Nothing may be dropped or altered: reproduce all the data.

▶ Dataset extract:
-- START --

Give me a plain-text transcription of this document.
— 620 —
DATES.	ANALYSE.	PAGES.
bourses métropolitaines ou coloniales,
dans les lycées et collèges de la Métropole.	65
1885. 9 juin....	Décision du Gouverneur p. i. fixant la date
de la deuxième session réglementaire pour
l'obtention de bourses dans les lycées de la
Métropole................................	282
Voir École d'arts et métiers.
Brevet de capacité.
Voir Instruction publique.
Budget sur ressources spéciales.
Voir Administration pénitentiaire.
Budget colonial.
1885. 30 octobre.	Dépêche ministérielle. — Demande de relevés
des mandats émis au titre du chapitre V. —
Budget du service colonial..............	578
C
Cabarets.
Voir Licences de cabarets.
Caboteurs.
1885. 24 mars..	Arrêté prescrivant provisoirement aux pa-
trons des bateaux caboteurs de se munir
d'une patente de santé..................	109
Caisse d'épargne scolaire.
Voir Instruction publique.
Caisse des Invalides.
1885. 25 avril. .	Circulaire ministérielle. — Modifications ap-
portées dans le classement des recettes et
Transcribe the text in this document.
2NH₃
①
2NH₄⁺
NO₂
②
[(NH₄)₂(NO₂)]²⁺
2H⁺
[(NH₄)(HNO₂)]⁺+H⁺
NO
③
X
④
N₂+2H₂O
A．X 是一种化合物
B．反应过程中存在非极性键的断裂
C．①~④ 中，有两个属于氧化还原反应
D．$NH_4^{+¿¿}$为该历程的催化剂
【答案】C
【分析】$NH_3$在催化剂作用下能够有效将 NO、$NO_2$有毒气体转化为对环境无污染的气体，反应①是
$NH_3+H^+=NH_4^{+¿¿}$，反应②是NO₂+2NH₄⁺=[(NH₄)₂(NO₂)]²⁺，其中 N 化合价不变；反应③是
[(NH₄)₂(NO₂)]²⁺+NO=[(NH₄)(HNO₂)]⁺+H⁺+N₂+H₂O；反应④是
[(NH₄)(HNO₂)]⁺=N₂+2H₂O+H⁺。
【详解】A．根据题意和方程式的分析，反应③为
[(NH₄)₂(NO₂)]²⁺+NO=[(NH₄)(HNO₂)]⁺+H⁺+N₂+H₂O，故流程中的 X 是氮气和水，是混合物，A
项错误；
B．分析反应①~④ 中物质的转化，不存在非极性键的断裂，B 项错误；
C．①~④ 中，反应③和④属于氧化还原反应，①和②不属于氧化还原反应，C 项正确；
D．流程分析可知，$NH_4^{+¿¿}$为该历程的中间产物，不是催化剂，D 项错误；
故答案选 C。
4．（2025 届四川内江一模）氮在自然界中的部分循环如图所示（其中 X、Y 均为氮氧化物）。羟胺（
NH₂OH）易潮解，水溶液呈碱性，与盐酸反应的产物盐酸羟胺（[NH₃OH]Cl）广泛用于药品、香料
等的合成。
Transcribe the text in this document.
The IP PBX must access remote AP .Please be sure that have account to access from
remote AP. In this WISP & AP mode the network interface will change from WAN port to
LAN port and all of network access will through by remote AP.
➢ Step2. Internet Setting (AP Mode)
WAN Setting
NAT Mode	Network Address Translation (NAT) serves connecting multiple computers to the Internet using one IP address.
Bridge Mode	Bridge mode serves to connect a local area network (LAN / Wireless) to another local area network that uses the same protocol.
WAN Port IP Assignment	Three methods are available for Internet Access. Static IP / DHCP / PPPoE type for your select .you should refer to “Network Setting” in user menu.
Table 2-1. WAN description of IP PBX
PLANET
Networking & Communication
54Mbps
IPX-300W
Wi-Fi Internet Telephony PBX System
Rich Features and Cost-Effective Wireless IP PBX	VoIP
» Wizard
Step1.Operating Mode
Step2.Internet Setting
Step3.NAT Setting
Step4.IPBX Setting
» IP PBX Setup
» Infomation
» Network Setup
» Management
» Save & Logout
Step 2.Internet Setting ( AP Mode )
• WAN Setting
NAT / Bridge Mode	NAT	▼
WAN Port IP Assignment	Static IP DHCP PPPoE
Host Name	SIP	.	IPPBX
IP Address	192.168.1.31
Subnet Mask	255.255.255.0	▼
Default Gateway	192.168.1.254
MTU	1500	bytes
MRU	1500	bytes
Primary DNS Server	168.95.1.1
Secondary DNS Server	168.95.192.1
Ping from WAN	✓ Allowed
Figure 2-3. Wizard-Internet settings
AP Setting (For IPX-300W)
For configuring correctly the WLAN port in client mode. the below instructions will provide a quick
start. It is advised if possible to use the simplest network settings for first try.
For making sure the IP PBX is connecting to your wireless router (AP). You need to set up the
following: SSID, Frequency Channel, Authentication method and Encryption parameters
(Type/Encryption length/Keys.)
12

-- END --

▶ Reply to the exercise:
Give me a plain-text transcription of this document.
— 620 —
DATES.	ANALYSE.	PAGES.
bourses métropolitaines ou coloniales,
dans les lycées et collèges de la Métropole.	65
1885. 9 juin....	Décision du Gouverneur p. i. fixant la date
de la deuxième session réglementaire pour
l'obtention de bourses dans les lycées de la
Métropole................................	282
Voir École d'arts et métiers.
Brevet de capacité.
Voir Instruction publique.
Budget sur ressources spéciales.
Voir Administration pénitentiaire.
Budget colonial.
1885. 30 octobre.	Dépêche ministérielle. — Demande de relevés
des mandats émis au titre du chapitre V. —
Budget du service colonial..............	578
C
Cabarets.
Voir Licences de cabarets.
Caboteurs.
1885. 24 mars..	Arrêté prescrivant provisoirement aux pa-
trons des bateaux caboteurs de se munir
d'une patente de santé..................	109
Caisse d'épargne scolaire.
Voir Instruction publique.
Caisse des Invalides.
1885. 25 avril. .	Circulaire ministérielle. — Modifications ap-
portées dans le classement des recettes et
Transcribe the text in this document.
2NH₃
①
2NH₄⁺
NO₂
②
[(NH₄)₂(NO₂)]²⁺
2H⁺
[(NH₄)(HNO₂)]⁺+H⁺
NO
③
X
④
N₂+2H₂O
A．X 是一种化合物
B．反应过程中存在非极性键的断裂
C．①~④ 中，有两个属于氧化还原反应
D．$NH_4^{+¿¿}$为该历程的催化剂
【答案】C
【分析】$NH_3$在催化剂作用下能够有效将 NO、$NO_2$有毒气体转化为对环境无污染的气体，反应①是
$NH_3+H^+=NH_4^{+¿¿}$，反应②是NO₂+2NH₄⁺=[(NH₄)₂(NO₂)]²⁺，其中 N 化合价不变；反应③是
[(NH₄)₂(NO₂)]²⁺+NO=[(NH₄)(HNO₂)]⁺+H⁺+N₂+H₂O；反应④是
[(NH₄)(HNO₂)]⁺=N₂+2H₂O+H⁺。
【详解】A．根据题意和方程式的分析，反应③为
[(NH₄)₂(NO₂)]²⁺+NO=[(NH₄)(HNO₂)]⁺+H⁺+N₂+H₂O，故流程中的 X 是氮气和水，是混合物，A
项错误；
B．分析反应①~④ 中物质的转化，不存在非极性键的断裂，B 项错误；
C．①~④ 中，反应③和④属于氧化还原反应，①和②不属于氧化还原反应，C 项正确；
D．流程分析可知，$NH_4^{+¿¿}$为该历程的中间产物，不是催化剂，D 项错误；
故答案选 C。
4．（2025 届四川内江一模）氮在自然界中的部分循环如图所示（其中 X、Y 均为氮氧化物）。羟胺（
NH₂OH）易潮解，水溶液呈碱性，与盐酸反应的产物盐酸羟胺（[NH₃OH]Cl）广泛用于药品、香料
等的合成。
Transcribe the text in this document.
The IP PBX must access remote AP .Please be sure that have account to access from
remote AP. In this WISP & AP mode the network interface will change from WAN port to
LAN port and all of network access will through by remote AP.
➢ Step2. Internet Setting (AP Mode)
WAN Setting
NAT Mode	Network Address Translation (NAT) serves connecting multiple computers to the Internet using one IP address.
Bridge Mode	Bridge mode serves to connect a local area network (LAN / Wireless) to another local area network that uses the same protocol.
WAN Port IP Assignment	Three methods are available for Internet Access. Static IP / DHCP / PPPoE type for your select .you should refer to “Network Setting” in user menu.
Table 2-1. WAN description of IP PBX
PLANET
Networking & Communication
54Mbps
IPX-300W
Wi-Fi Internet Telephony PBX System
Rich Features and Cost-Effective Wireless IP PBX	VoIP
» Wizard
Step1.Operating Mode
Step2.Internet Setting
Step3.NAT Setting
Step4.IPBX Setting
» IP PBX Setup
» Infomation
» Network Setup
» Management
» Save & Logout
Step 2.Internet Setting ( AP Mode )
• WAN Setting
NAT / Bridge Mode	NAT	▼
WAN Port IP Assignment	Static IP DHCP PPPoE
Host Name	SIP	.	IPPBX
IP Address	192.168.1.31
Subnet Mask	255.255.255.0	▼
Default Gateway	192.168.1.254
MTU	1500	bytes
MRU	1500	bytes
Primary DNS Server	168.95.1.1
Secondary DNS Server	168.95.192.1
Ping from WAN	✓ Allowed
Figure 2-3. Wizard-Internet settings
AP Setting (For IPX-300W)
For configuring correctly the WLAN port in client mode. the below instructions will provide a quick
start. It is advised if possible to use the simplest network settings for first try.
For making sure the IP PBX is connecting to your wireless router (AP). You need to set up the
following: SSID, Frequency Channel, Authentication method and Encryption parameters
(Type/Encryption length/Keys.)
12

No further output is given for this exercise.